Source data:

---+---

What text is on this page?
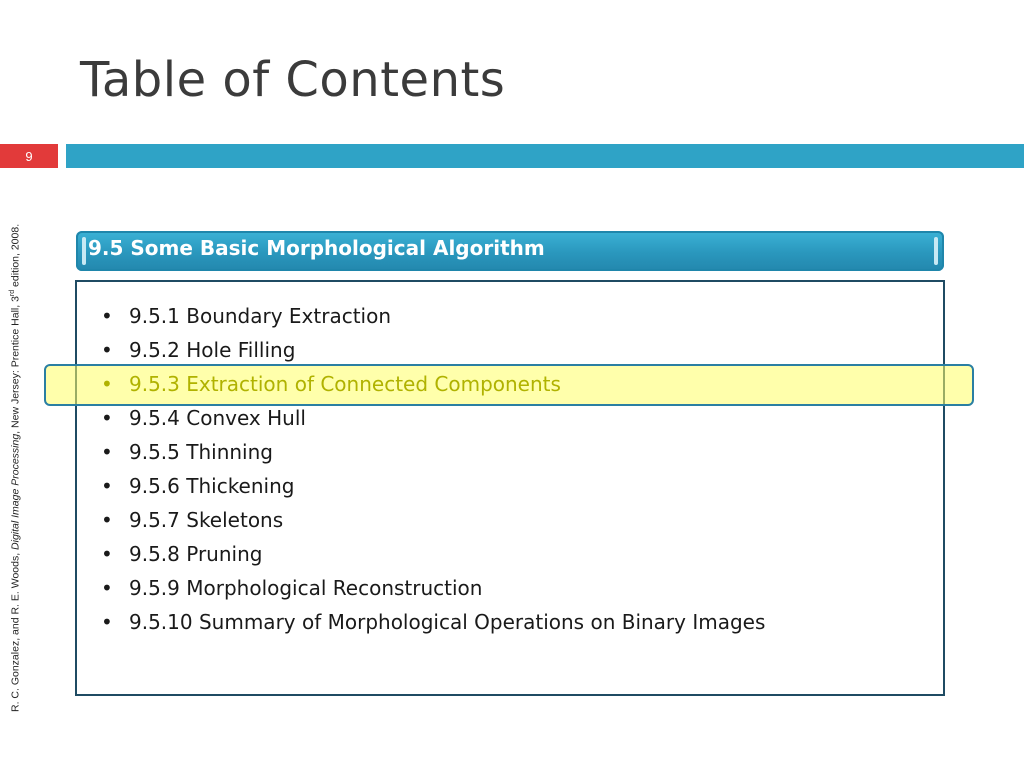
Table of Contents
9
R. C. Gonzalez, and R. E. Woods, Digital Image Processing, New Jersey: Prentice Hall, 3rd edition, 2008.	9.5 Some Basic Morphological Algorithm
• 9.5.1 Boundary Extraction
• 9.5.2 Hole Filling
• 9.5.3 Extraction of Connected Components
• 9.5.4 Convex Hull
• 9.5.5 Thinning
• 9.5.6 Thickening
• 9.5.7 Skeletons
• 9.5.8 Pruning
• 9.5.9 Morphological Reconstruction
• 9.5.10 Summary of Morphological Operations on Binary Images
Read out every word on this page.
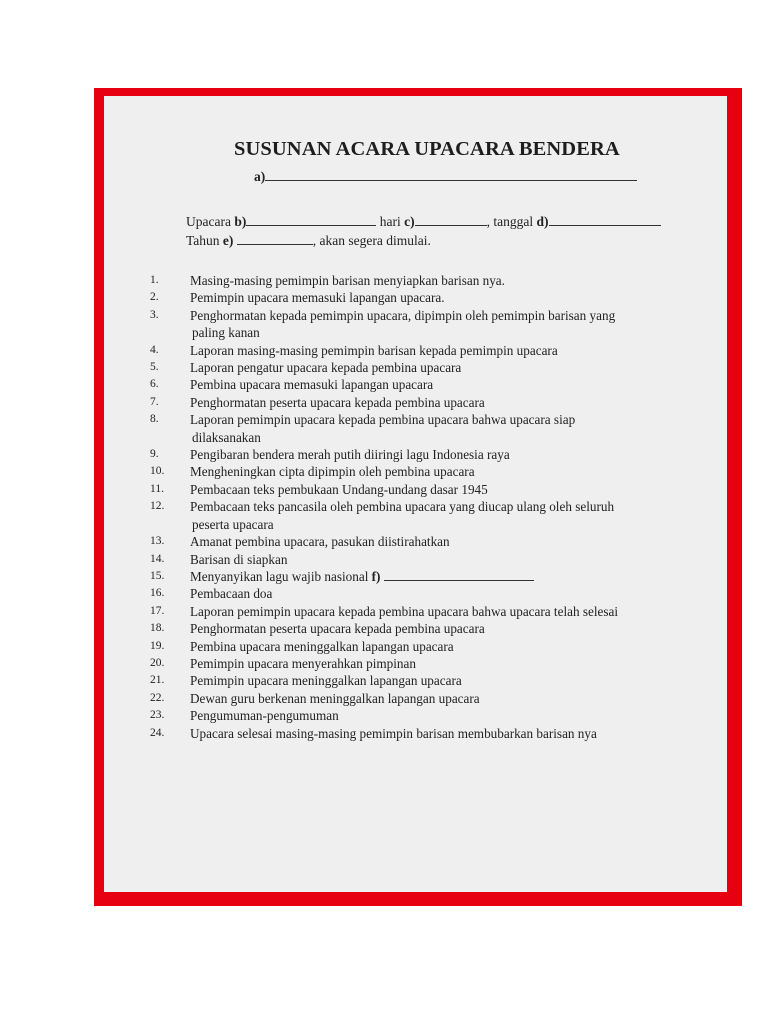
SUSUNAN ACARA UPACARA BENDERA
a)
Upacara b)	hari c)	, tanggal d)
Tahun e)	, akan segera dimulai.
1. Masing-masing pemimpin barisan menyiapkan barisan nya.
2. Pemimpin upacara memasuki lapangan upacara.
3. Penghormatan kepada pemimpin upacara, dipimpin oleh pemimpin barisan yang
paling kanan
4. Laporan masing-masing pemimpin barisan kepada pemimpin upacara
5. Laporan pengatur upacara kepada pembina upacara
6. Pembina upacara memasuki lapangan upacara
7. Penghormatan peserta upacara kepada pembina upacara
8. Laporan pemimpin upacara kepada pembina upacara bahwa upacara siap
dilaksanakan
9. Pengibaran bendera merah putih diiringi lagu Indonesia raya
10. Mengheningkan cipta dipimpin oleh pembina upacara
11. Pembacaan teks pembukaan Undang-undang dasar 1945
12. Pembacaan teks pancasila oleh pembina upacara yang diucap ulang oleh seluruh
peserta upacara
13. Amanat pembina upacara, pasukan diistirahatkan
14. Barisan di siapkan
15. Menyanyikan lagu wajib nasional f)
16. Pembacaan doa
17. Laporan pemimpin upacara kepada pembina upacara bahwa upacara telah selesai
18. Penghormatan peserta upacara kepada pembina upacara
19. Pembina upacara meninggalkan lapangan upacara
20. Pemimpin upacara menyerahkan pimpinan
21. Pemimpin upacara meninggalkan lapangan upacara
22. Dewan guru berkenan meninggalkan lapangan upacara
23. Pengumuman-pengumuman
24. Upacara selesai masing-masing pemimpin barisan membubarkan barisan nya
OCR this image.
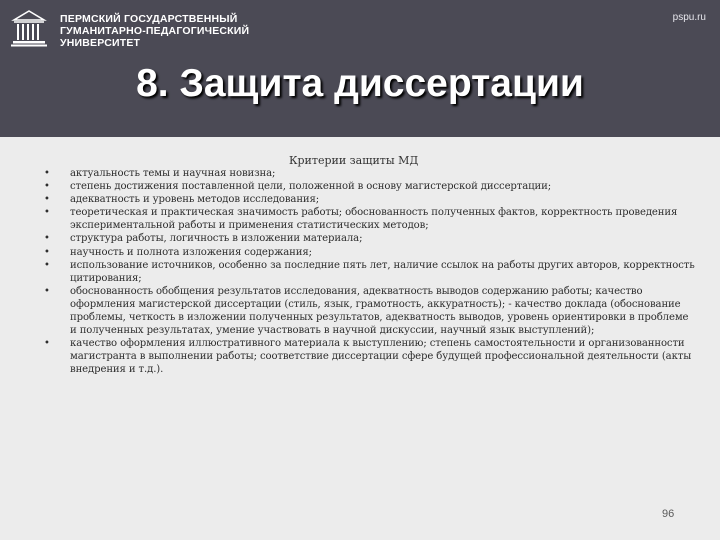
ПЕРМСКИЙ ГОСУДАРСТВЕННЫЙ
ГУМАНИТАРНО-ПЕДАГОГИЧЕСКИЙ
УНИВЕРСИТЕТ
pspu.ru
8. Защита диссертации
Критерии защиты МД
• актуальность темы и научная новизна;
• степень достижения поставленной цели, положенной в основу магистерской диссертации;
• адекватность и уровень методов исследования;
• теоретическая и практическая значимость работы; обоснованность полученных фактов, корректность проведения экспериментальной работы и применения статистических методов;
• структура работы, логичность в изложении материала;
• научность и полнота изложения содержания;
• использование источников, особенно за последние пять лет, наличие ссылок на работы других авторов, корректность цитирования;
• обоснованность обобщения результатов исследования, адекватность выводов содержанию работы; качество оформления магистерской диссертации (стиль, язык, грамотность, аккуратность); - качество доклада (обоснование проблемы, четкость в изложении полученных результатов, адекватность выводов, уровень ориентировки в проблеме и полученных результатах, умение участвовать в научной дискуссии, научный язык выступлений);
• качество оформления иллюстративного материала к выступлению; степень самостоятельности и организованности магистранта в выполнении работы; соответствие диссертации сфере будущей профессиональной деятельности (акты внедрения и т.д.).
96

---+---

> Exercise requirements: Give the count of lines holding the word "Extraction" and nothing more.

> Final answer: 2